OBJECTIVE -> Count the lines in the records below that contain the word "ylabel", and reply with only that number.

RECORDS TO PROCESS ->
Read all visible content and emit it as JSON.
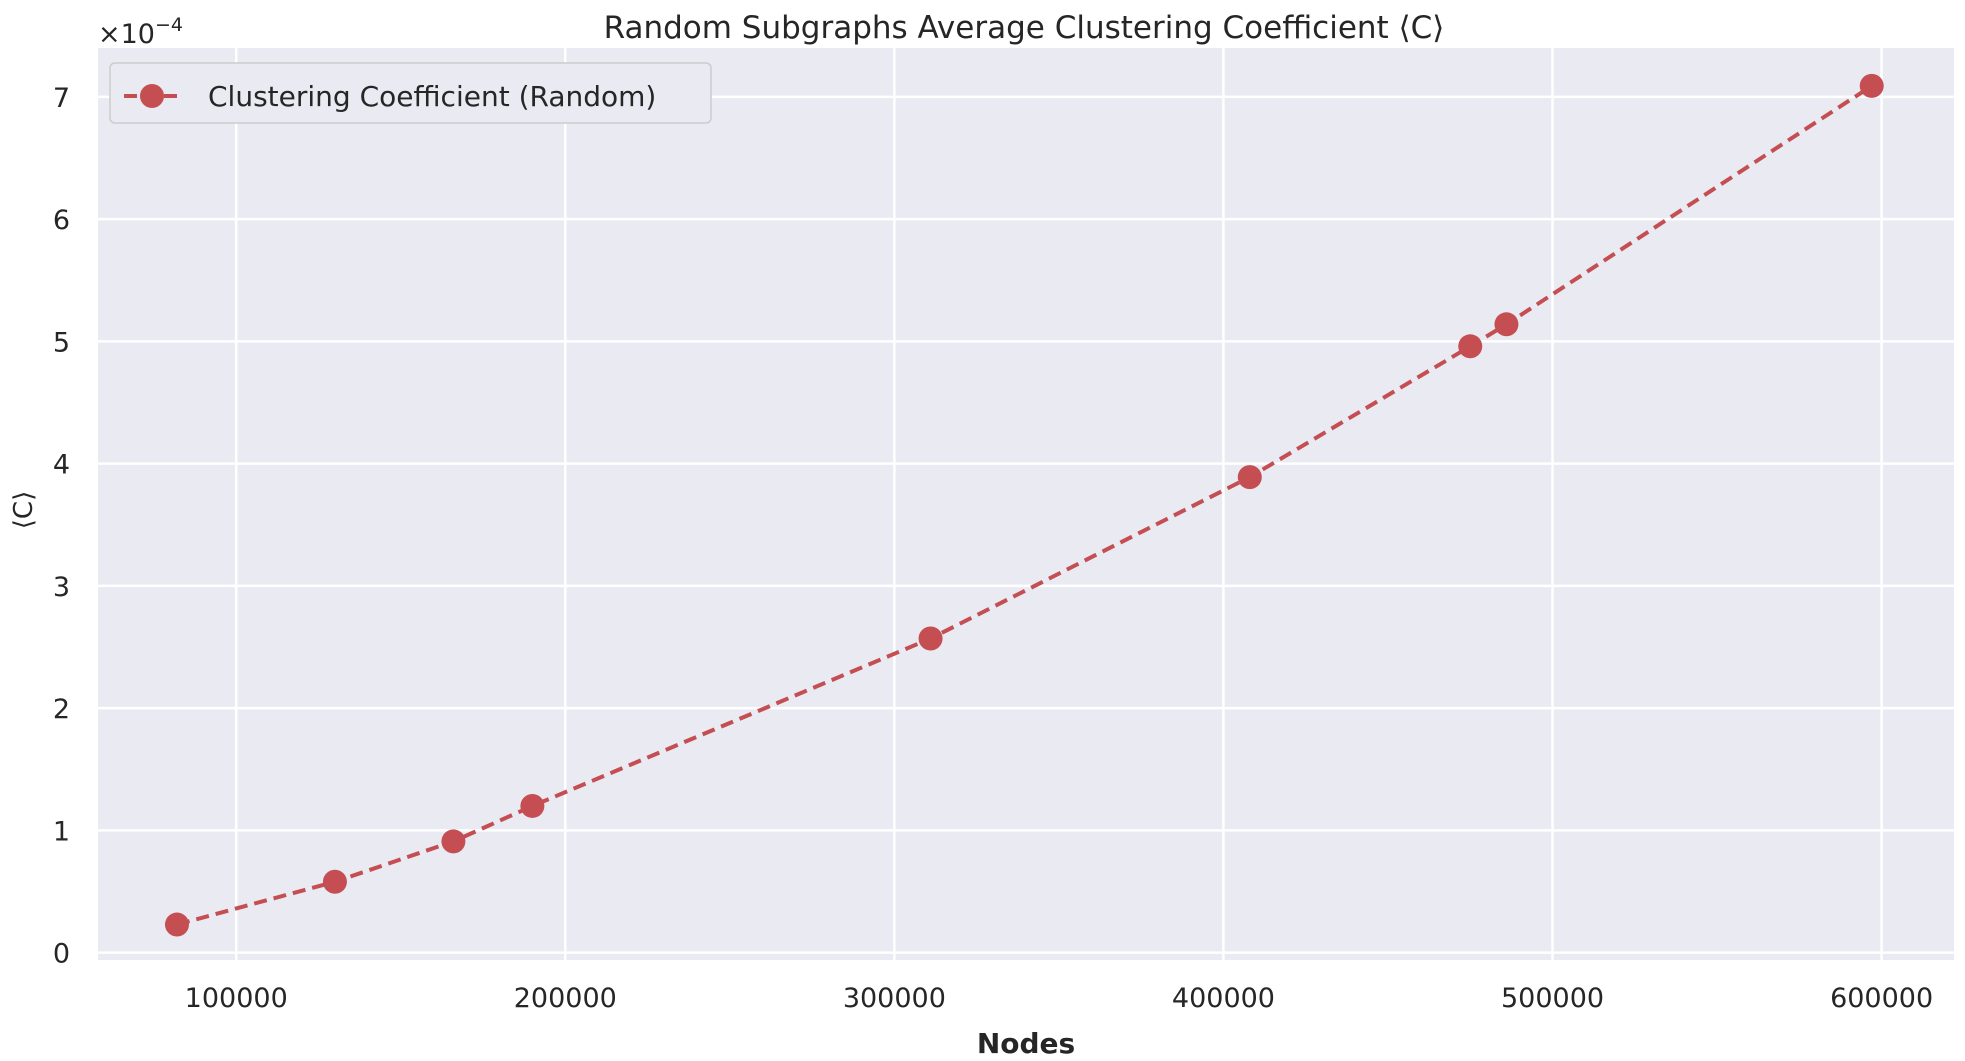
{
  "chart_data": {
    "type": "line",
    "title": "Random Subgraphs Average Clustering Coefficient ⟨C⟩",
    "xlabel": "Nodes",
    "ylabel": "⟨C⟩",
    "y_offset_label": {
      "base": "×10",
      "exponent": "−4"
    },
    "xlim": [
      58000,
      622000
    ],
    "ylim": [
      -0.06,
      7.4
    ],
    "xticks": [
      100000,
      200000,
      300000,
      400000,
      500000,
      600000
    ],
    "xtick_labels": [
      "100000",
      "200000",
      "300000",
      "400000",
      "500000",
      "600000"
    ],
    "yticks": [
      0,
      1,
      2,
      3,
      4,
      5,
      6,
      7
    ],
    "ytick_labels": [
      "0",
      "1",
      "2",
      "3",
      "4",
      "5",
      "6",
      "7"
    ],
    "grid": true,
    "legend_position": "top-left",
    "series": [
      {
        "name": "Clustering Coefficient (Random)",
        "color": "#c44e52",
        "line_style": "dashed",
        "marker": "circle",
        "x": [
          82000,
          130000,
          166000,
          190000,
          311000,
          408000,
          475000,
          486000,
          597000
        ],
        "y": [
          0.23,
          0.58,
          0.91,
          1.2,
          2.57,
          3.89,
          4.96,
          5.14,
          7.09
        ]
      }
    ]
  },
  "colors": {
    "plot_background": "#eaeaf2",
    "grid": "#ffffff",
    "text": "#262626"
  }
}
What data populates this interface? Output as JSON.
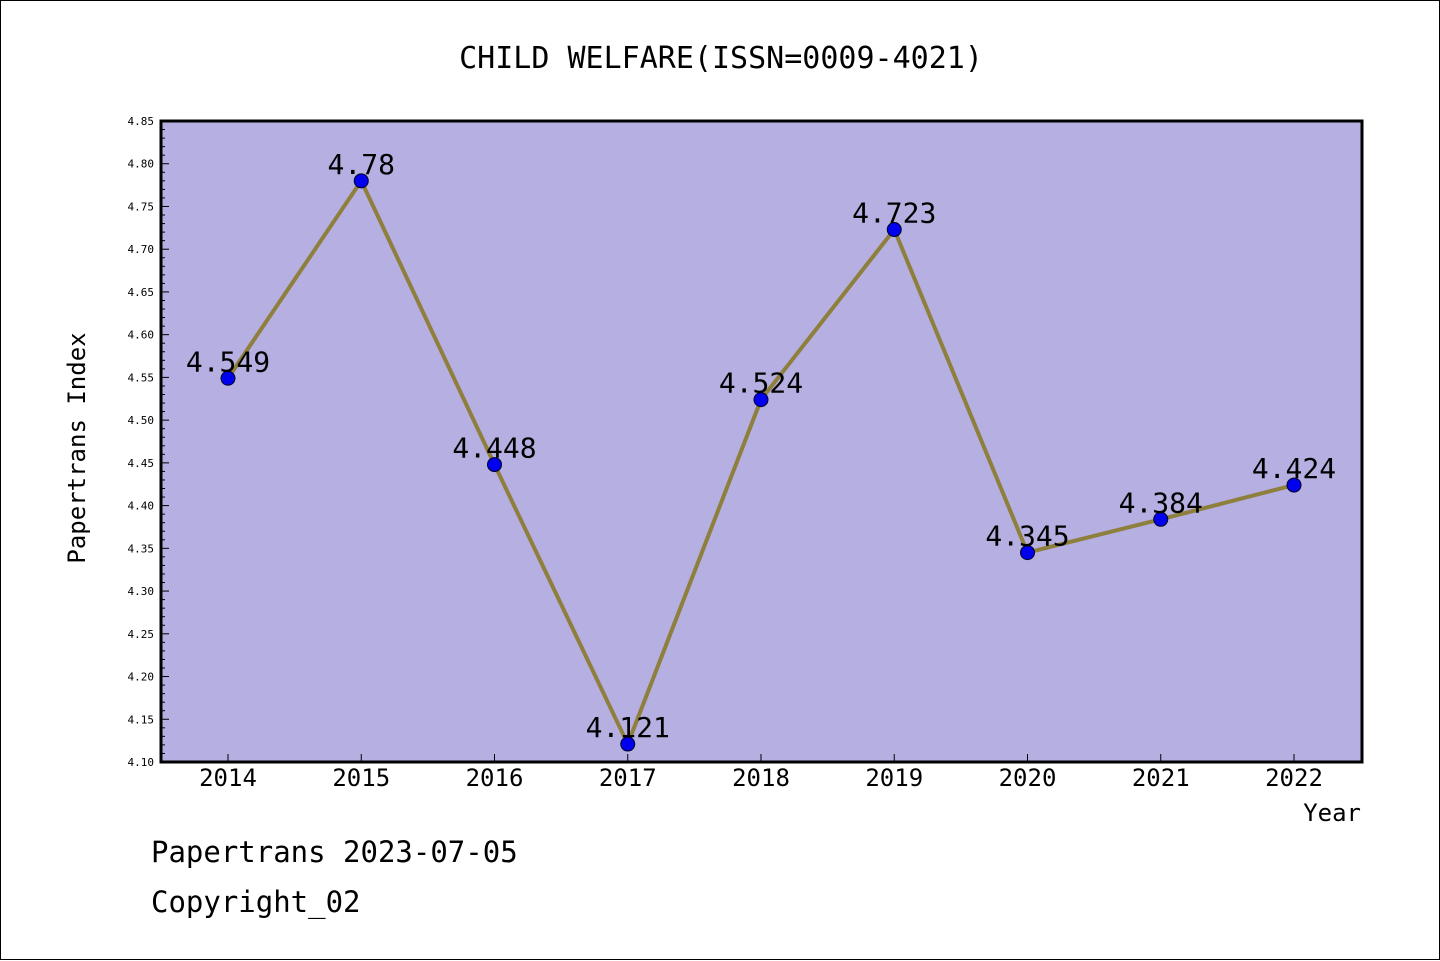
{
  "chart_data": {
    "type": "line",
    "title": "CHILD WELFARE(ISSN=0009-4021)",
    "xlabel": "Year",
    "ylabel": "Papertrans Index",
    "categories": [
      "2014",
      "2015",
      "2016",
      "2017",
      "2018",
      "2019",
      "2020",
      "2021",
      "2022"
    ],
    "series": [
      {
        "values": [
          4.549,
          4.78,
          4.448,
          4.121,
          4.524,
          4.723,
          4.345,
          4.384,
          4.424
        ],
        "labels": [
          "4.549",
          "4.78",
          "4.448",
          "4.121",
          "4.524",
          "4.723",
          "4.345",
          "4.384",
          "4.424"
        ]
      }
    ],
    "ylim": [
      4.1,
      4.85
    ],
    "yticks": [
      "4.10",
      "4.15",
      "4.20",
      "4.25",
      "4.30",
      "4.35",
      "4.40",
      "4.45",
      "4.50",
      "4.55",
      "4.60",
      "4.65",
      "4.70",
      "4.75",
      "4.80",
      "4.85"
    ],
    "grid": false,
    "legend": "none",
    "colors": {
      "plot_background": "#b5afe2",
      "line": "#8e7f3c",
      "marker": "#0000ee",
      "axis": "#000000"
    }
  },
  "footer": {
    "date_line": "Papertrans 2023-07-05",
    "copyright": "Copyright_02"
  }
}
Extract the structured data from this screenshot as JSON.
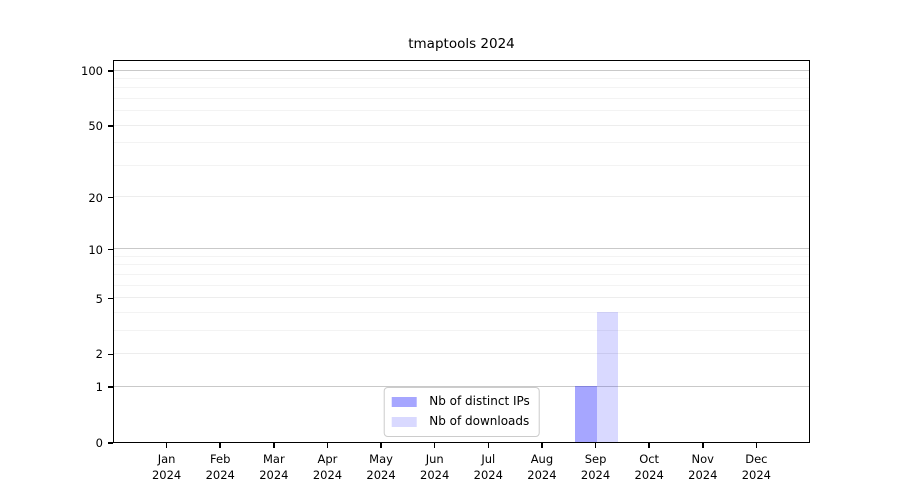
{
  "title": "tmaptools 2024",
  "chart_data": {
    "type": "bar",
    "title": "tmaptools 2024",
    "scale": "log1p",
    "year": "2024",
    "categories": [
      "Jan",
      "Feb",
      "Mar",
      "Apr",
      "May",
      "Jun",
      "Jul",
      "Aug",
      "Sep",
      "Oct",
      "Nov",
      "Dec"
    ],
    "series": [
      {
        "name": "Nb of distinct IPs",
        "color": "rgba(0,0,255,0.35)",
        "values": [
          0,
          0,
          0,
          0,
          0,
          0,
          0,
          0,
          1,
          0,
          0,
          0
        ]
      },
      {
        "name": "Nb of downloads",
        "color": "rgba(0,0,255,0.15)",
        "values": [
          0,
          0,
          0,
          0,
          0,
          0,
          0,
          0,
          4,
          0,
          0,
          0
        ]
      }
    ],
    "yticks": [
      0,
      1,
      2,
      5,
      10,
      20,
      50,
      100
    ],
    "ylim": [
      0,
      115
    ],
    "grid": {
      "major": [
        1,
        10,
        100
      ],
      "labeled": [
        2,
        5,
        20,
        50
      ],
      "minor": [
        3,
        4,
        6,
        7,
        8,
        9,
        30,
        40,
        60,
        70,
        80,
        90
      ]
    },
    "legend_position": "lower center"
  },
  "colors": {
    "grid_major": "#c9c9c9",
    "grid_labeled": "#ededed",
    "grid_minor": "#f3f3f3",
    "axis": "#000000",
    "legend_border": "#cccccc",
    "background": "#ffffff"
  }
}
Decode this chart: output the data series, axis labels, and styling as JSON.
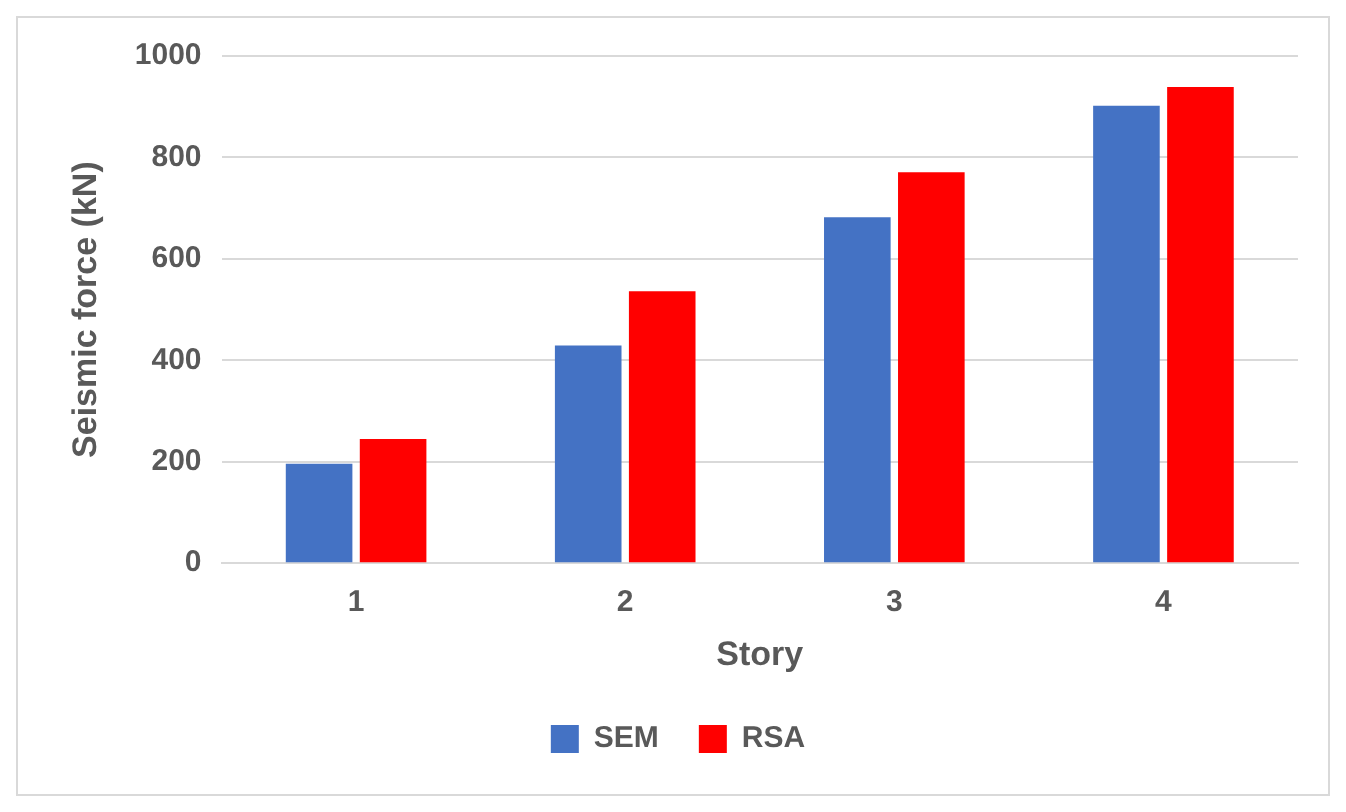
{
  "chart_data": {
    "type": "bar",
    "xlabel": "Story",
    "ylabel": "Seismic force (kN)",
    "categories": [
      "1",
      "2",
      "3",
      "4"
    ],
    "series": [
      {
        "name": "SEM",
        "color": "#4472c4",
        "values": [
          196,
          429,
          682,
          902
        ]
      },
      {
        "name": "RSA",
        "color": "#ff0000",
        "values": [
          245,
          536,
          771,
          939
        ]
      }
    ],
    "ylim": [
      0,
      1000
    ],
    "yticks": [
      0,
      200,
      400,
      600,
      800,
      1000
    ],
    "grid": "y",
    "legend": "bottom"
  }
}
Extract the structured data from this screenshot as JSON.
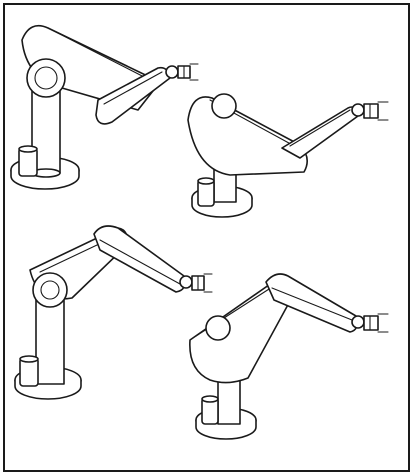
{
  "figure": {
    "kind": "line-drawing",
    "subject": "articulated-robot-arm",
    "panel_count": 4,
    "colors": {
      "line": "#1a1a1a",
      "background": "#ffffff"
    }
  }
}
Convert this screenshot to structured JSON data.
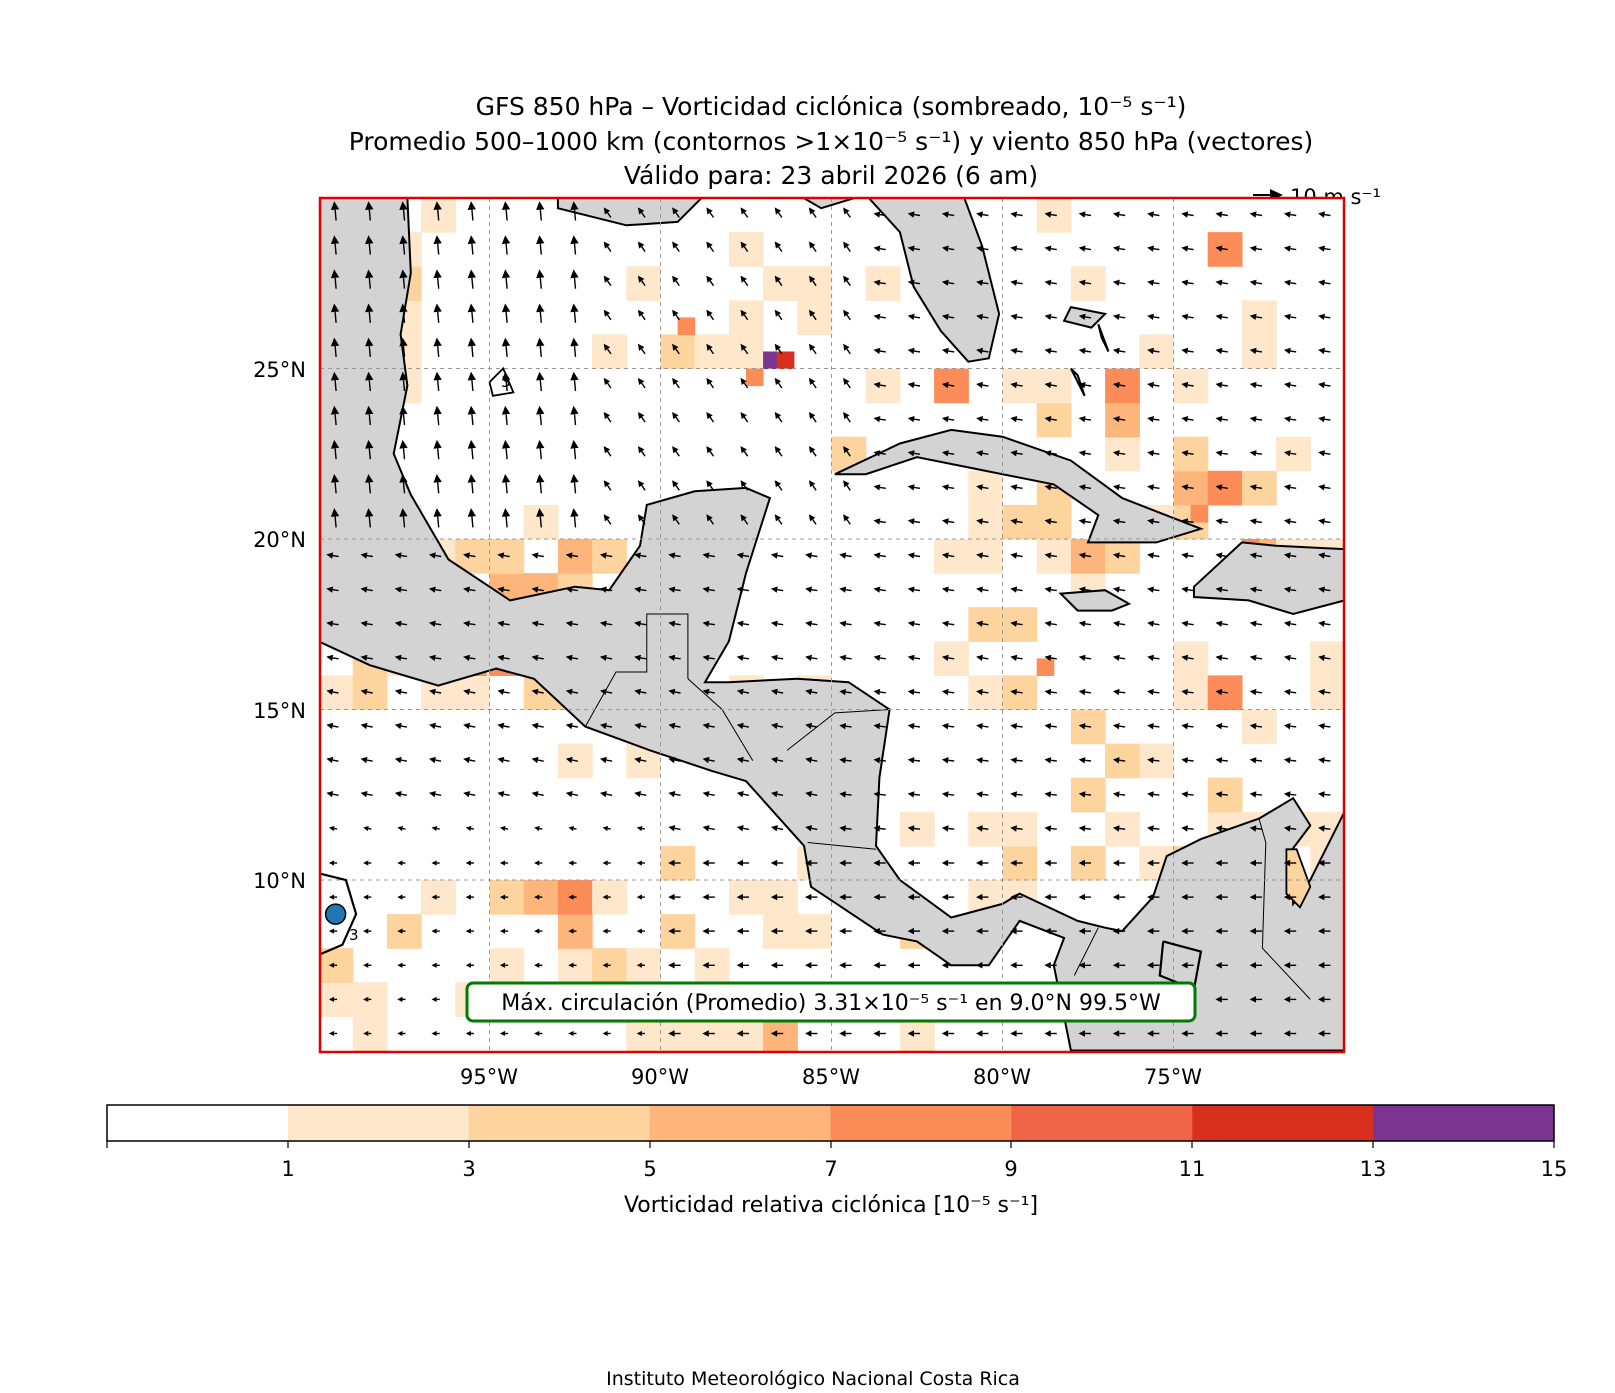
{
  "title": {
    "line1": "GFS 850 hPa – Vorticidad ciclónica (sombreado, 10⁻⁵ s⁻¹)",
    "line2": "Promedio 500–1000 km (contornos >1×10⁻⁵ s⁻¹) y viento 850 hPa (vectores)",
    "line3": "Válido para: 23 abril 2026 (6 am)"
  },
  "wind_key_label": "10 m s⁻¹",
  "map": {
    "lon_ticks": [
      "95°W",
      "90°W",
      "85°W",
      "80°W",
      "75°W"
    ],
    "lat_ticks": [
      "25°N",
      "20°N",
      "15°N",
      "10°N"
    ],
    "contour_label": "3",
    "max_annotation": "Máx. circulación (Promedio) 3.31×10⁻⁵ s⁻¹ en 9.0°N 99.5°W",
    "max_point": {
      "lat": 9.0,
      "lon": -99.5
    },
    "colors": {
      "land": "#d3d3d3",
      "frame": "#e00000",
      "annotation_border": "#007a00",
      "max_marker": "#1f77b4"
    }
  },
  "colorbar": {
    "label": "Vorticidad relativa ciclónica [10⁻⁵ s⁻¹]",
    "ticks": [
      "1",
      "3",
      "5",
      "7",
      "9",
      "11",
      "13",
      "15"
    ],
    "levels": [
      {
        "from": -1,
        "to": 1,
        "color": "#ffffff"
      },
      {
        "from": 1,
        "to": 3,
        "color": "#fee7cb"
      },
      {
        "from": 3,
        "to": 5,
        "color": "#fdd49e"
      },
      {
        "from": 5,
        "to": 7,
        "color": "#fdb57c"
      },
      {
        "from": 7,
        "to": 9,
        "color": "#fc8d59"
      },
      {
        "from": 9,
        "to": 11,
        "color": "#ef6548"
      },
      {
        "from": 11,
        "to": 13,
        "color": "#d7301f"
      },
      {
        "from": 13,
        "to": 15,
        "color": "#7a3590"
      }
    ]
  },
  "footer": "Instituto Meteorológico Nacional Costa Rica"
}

COMPLETED EXERCISE -> 3